* [Task inputs]:
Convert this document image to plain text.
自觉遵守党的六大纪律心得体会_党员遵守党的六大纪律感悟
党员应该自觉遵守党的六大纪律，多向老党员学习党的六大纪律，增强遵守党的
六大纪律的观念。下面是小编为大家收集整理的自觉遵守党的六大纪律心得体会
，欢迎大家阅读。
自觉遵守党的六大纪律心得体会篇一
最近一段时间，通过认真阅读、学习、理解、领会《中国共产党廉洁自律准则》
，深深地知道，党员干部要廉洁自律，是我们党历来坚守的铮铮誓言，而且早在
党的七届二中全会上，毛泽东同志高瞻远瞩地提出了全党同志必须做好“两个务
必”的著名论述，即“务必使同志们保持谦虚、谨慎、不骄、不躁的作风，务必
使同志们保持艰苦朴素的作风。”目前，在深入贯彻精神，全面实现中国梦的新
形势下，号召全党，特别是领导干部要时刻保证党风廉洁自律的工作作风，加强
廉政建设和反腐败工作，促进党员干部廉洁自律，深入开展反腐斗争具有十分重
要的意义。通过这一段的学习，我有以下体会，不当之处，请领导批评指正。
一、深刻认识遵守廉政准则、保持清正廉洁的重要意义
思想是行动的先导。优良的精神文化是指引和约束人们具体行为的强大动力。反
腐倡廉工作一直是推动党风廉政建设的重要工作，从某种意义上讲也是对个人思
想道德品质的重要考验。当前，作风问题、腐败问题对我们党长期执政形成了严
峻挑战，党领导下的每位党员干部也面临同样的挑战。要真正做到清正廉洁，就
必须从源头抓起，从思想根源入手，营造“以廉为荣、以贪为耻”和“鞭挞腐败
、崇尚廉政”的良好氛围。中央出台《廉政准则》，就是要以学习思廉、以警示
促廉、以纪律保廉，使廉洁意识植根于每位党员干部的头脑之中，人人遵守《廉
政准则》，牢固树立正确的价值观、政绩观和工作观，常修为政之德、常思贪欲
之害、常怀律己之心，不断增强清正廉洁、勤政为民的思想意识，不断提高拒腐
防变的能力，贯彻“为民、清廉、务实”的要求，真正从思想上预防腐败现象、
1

* [The problem]: Every line above should be printed again exactly as it stands.

* [Solution to this exercise]:
Convert this document image to plain text.
自觉遵守党的六大纪律心得体会_党员遵守党的六大纪律感悟
党员应该自觉遵守党的六大纪律，多向老党员学习党的六大纪律，增强遵守党的
六大纪律的观念。下面是小编为大家收集整理的自觉遵守党的六大纪律心得体会
，欢迎大家阅读。
自觉遵守党的六大纪律心得体会篇一
最近一段时间，通过认真阅读、学习、理解、领会《中国共产党廉洁自律准则》
，深深地知道，党员干部要廉洁自律，是我们党历来坚守的铮铮誓言，而且早在
党的七届二中全会上，毛泽东同志高瞻远瞩地提出了全党同志必须做好“两个务
必”的著名论述，即“务必使同志们保持谦虚、谨慎、不骄、不躁的作风，务必
使同志们保持艰苦朴素的作风。”目前，在深入贯彻精神，全面实现中国梦的新
形势下，号召全党，特别是领导干部要时刻保证党风廉洁自律的工作作风，加强
廉政建设和反腐败工作，促进党员干部廉洁自律，深入开展反腐斗争具有十分重
要的意义。通过这一段的学习，我有以下体会，不当之处，请领导批评指正。
一、深刻认识遵守廉政准则、保持清正廉洁的重要意义
思想是行动的先导。优良的精神文化是指引和约束人们具体行为的强大动力。反
腐倡廉工作一直是推动党风廉政建设的重要工作，从某种意义上讲也是对个人思
想道德品质的重要考验。当前，作风问题、腐败问题对我们党长期执政形成了严
峻挑战，党领导下的每位党员干部也面临同样的挑战。要真正做到清正廉洁，就
必须从源头抓起，从思想根源入手，营造“以廉为荣、以贪为耻”和“鞭挞腐败
、崇尚廉政”的良好氛围。中央出台《廉政准则》，就是要以学习思廉、以警示
促廉、以纪律保廉，使廉洁意识植根于每位党员干部的头脑之中，人人遵守《廉
政准则》，牢固树立正确的价值观、政绩观和工作观，常修为政之德、常思贪欲
之害、常怀律己之心，不断增强清正廉洁、勤政为民的思想意识，不断提高拒腐
防变的能力，贯彻“为民、清廉、务实”的要求，真正从思想上预防腐败现象、
1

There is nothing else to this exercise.